▸ TASK TO COMPLETE
What follows is a set of records; repeat all of them exactly.

▸ ENTRIES
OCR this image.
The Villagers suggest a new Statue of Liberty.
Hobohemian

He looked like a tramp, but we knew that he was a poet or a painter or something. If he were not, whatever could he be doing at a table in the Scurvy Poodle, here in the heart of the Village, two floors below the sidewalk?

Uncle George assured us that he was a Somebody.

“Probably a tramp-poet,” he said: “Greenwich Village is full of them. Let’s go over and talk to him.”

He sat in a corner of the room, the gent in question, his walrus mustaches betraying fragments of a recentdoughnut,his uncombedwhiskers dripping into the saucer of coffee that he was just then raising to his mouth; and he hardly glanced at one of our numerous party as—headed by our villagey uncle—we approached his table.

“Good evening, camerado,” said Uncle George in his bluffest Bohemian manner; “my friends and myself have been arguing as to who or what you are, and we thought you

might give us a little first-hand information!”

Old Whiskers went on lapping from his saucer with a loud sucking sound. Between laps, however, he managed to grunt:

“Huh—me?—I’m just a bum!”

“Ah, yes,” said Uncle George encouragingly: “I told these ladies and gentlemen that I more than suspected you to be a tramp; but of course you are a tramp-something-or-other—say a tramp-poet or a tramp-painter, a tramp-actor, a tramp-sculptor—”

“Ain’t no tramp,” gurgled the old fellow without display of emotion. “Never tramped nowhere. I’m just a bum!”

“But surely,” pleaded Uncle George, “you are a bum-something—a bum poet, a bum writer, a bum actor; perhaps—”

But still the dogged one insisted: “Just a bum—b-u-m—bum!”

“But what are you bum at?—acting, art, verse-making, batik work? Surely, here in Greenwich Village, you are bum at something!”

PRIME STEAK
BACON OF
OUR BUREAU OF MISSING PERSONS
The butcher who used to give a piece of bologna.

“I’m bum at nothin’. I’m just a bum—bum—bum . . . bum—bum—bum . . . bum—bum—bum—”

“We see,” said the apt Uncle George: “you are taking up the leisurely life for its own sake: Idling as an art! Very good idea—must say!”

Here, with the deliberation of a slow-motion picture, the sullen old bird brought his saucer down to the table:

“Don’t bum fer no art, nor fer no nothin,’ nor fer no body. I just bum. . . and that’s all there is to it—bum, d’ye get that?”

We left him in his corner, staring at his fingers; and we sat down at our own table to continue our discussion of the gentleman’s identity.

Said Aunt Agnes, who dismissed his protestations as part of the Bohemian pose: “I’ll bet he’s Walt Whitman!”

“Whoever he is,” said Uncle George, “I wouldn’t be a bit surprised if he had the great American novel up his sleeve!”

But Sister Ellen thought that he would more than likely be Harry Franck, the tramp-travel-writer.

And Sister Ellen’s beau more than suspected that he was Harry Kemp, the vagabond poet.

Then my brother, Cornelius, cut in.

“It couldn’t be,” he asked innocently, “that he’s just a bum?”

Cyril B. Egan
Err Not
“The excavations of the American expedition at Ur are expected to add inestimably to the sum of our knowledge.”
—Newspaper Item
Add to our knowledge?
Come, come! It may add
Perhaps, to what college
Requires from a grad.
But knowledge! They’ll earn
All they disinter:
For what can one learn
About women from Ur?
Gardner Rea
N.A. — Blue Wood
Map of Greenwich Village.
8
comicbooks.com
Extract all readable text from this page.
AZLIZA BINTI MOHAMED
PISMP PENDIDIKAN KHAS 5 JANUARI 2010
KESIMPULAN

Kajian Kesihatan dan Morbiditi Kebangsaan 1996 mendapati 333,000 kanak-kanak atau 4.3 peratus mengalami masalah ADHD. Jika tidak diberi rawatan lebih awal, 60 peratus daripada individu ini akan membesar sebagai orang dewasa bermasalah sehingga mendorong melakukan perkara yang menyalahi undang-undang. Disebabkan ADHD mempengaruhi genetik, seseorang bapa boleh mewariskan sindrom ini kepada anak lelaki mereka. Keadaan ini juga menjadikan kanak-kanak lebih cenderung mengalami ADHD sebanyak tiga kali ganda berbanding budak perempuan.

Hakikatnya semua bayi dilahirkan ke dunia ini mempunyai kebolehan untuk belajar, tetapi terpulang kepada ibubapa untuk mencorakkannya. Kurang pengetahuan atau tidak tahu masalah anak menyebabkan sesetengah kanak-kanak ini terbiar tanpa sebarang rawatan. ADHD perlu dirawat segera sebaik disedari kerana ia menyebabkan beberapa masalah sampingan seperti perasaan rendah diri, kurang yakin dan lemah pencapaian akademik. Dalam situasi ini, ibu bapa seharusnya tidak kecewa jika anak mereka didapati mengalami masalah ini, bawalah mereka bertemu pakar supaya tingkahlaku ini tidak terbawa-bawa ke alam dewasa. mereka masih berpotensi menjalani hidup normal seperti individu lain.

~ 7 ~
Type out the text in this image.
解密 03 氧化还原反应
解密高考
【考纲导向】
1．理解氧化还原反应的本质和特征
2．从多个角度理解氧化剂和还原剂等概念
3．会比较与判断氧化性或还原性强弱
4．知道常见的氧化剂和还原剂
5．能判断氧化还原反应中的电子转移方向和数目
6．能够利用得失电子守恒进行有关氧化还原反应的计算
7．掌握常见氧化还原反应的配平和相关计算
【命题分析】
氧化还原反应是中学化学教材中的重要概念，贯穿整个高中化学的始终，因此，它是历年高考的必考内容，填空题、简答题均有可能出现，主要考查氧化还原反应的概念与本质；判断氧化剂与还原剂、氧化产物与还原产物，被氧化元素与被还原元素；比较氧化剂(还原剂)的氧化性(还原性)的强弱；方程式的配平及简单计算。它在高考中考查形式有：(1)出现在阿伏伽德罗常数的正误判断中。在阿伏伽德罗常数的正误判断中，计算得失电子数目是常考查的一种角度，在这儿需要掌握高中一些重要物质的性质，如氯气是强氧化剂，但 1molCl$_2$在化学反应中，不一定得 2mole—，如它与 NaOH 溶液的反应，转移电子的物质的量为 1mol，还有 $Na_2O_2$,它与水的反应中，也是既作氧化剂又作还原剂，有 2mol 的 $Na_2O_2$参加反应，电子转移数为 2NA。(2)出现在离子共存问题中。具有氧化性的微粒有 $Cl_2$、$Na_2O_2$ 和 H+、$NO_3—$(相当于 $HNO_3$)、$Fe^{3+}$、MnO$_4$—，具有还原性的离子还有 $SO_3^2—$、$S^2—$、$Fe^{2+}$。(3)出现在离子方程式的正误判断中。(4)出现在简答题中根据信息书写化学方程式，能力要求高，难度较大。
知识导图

▸ FINAL ANSWER
OCR this image.
The Villagers suggest a new Statue of Liberty.
Hobohemian

He looked like a tramp, but we knew that he was a poet or a painter or something. If he were not, whatever could he be doing at a table in the Scurvy Poodle, here in the heart of the Village, two floors below the sidewalk?

Uncle George assured us that he was a Somebody.

“Probably a tramp-poet,” he said: “Greenwich Village is full of them. Let’s go over and talk to him.”

He sat in a corner of the room, the gent in question, his walrus mustaches betraying fragments of a recentdoughnut,his uncombedwhiskers dripping into the saucer of coffee that he was just then raising to his mouth; and he hardly glanced at one of our numerous party as—headed by our villagey uncle—we approached his table.

“Good evening, camerado,” said Uncle George in his bluffest Bohemian manner; “my friends and myself have been arguing as to who or what you are, and we thought you

might give us a little first-hand information!”

Old Whiskers went on lapping from his saucer with a loud sucking sound. Between laps, however, he managed to grunt:

“Huh—me?—I’m just a bum!”

“Ah, yes,” said Uncle George encouragingly: “I told these ladies and gentlemen that I more than suspected you to be a tramp; but of course you are a tramp-something-or-other—say a tramp-poet or a tramp-painter, a tramp-actor, a tramp-sculptor—”

“Ain’t no tramp,” gurgled the old fellow without display of emotion. “Never tramped nowhere. I’m just a bum!”

“But surely,” pleaded Uncle George, “you are a bum-something—a bum poet, a bum writer, a bum actor; perhaps—”

But still the dogged one insisted: “Just a bum—b-u-m—bum!”

“But what are you bum at?—acting, art, verse-making, batik work? Surely, here in Greenwich Village, you are bum at something!”

PRIME STEAK
BACON OF
OUR BUREAU OF MISSING PERSONS
The butcher who used to give a piece of bologna.

“I’m bum at nothin’. I’m just a bum—bum—bum . . . bum—bum—bum . . . bum—bum—bum—”

“We see,” said the apt Uncle George: “you are taking up the leisurely life for its own sake: Idling as an art! Very good idea—must say!”

Here, with the deliberation of a slow-motion picture, the sullen old bird brought his saucer down to the table:

“Don’t bum fer no art, nor fer no nothin,’ nor fer no body. I just bum. . . and that’s all there is to it—bum, d’ye get that?”

We left him in his corner, staring at his fingers; and we sat down at our own table to continue our discussion of the gentleman’s identity.

Said Aunt Agnes, who dismissed his protestations as part of the Bohemian pose: “I’ll bet he’s Walt Whitman!”

“Whoever he is,” said Uncle George, “I wouldn’t be a bit surprised if he had the great American novel up his sleeve!”

But Sister Ellen thought that he would more than likely be Harry Franck, the tramp-travel-writer.

And Sister Ellen’s beau more than suspected that he was Harry Kemp, the vagabond poet.

Then my brother, Cornelius, cut in.

“It couldn’t be,” he asked innocently, “that he’s just a bum?”

Cyril B. Egan
Err Not
“The excavations of the American expedition at Ur are expected to add inestimably to the sum of our knowledge.”
—Newspaper Item
Add to our knowledge?
Come, come! It may add
Perhaps, to what college
Requires from a grad.
But knowledge! They’ll earn
All they disinter:
For what can one learn
About women from Ur?
Gardner Rea
N.A. — Blue Wood
Map of Greenwich Village.
8
comicbooks.com
Extract all readable text from this page.
AZLIZA BINTI MOHAMED
PISMP PENDIDIKAN KHAS 5 JANUARI 2010
KESIMPULAN

Kajian Kesihatan dan Morbiditi Kebangsaan 1996 mendapati 333,000 kanak-kanak atau 4.3 peratus mengalami masalah ADHD. Jika tidak diberi rawatan lebih awal, 60 peratus daripada individu ini akan membesar sebagai orang dewasa bermasalah sehingga mendorong melakukan perkara yang menyalahi undang-undang. Disebabkan ADHD mempengaruhi genetik, seseorang bapa boleh mewariskan sindrom ini kepada anak lelaki mereka. Keadaan ini juga menjadikan kanak-kanak lebih cenderung mengalami ADHD sebanyak tiga kali ganda berbanding budak perempuan.

Hakikatnya semua bayi dilahirkan ke dunia ini mempunyai kebolehan untuk belajar, tetapi terpulang kepada ibubapa untuk mencorakkannya. Kurang pengetahuan atau tidak tahu masalah anak menyebabkan sesetengah kanak-kanak ini terbiar tanpa sebarang rawatan. ADHD perlu dirawat segera sebaik disedari kerana ia menyebabkan beberapa masalah sampingan seperti perasaan rendah diri, kurang yakin dan lemah pencapaian akademik. Dalam situasi ini, ibu bapa seharusnya tidak kecewa jika anak mereka didapati mengalami masalah ini, bawalah mereka bertemu pakar supaya tingkahlaku ini tidak terbawa-bawa ke alam dewasa. mereka masih berpotensi menjalani hidup normal seperti individu lain.

~ 7 ~
Type out the text in this image.
解密 03 氧化还原反应
解密高考
【考纲导向】
1．理解氧化还原反应的本质和特征
2．从多个角度理解氧化剂和还原剂等概念
3．会比较与判断氧化性或还原性强弱
4．知道常见的氧化剂和还原剂
5．能判断氧化还原反应中的电子转移方向和数目
6．能够利用得失电子守恒进行有关氧化还原反应的计算
7．掌握常见氧化还原反应的配平和相关计算
【命题分析】
氧化还原反应是中学化学教材中的重要概念，贯穿整个高中化学的始终，因此，它是历年高考的必考内容，填空题、简答题均有可能出现，主要考查氧化还原反应的概念与本质；判断氧化剂与还原剂、氧化产物与还原产物，被氧化元素与被还原元素；比较氧化剂(还原剂)的氧化性(还原性)的强弱；方程式的配平及简单计算。它在高考中考查形式有：(1)出现在阿伏伽德罗常数的正误判断中。在阿伏伽德罗常数的正误判断中，计算得失电子数目是常考查的一种角度，在这儿需要掌握高中一些重要物质的性质，如氯气是强氧化剂，但 1molCl$_2$在化学反应中，不一定得 2mole—，如它与 NaOH 溶液的反应，转移电子的物质的量为 1mol，还有 $Na_2O_2$,它与水的反应中，也是既作氧化剂又作还原剂，有 2mol 的 $Na_2O_2$参加反应，电子转移数为 2NA。(2)出现在离子共存问题中。具有氧化性的微粒有 $Cl_2$、$Na_2O_2$ 和 H+、$NO_3—$(相当于 $HNO_3$)、$Fe^{3+}$、MnO$_4$—，具有还原性的离子还有 $SO_3^2—$、$S^2—$、$Fe^{2+}$。(3)出现在离子方程式的正误判断中。(4)出现在简答题中根据信息书写化学方程式，能力要求高，难度较大。
知识导图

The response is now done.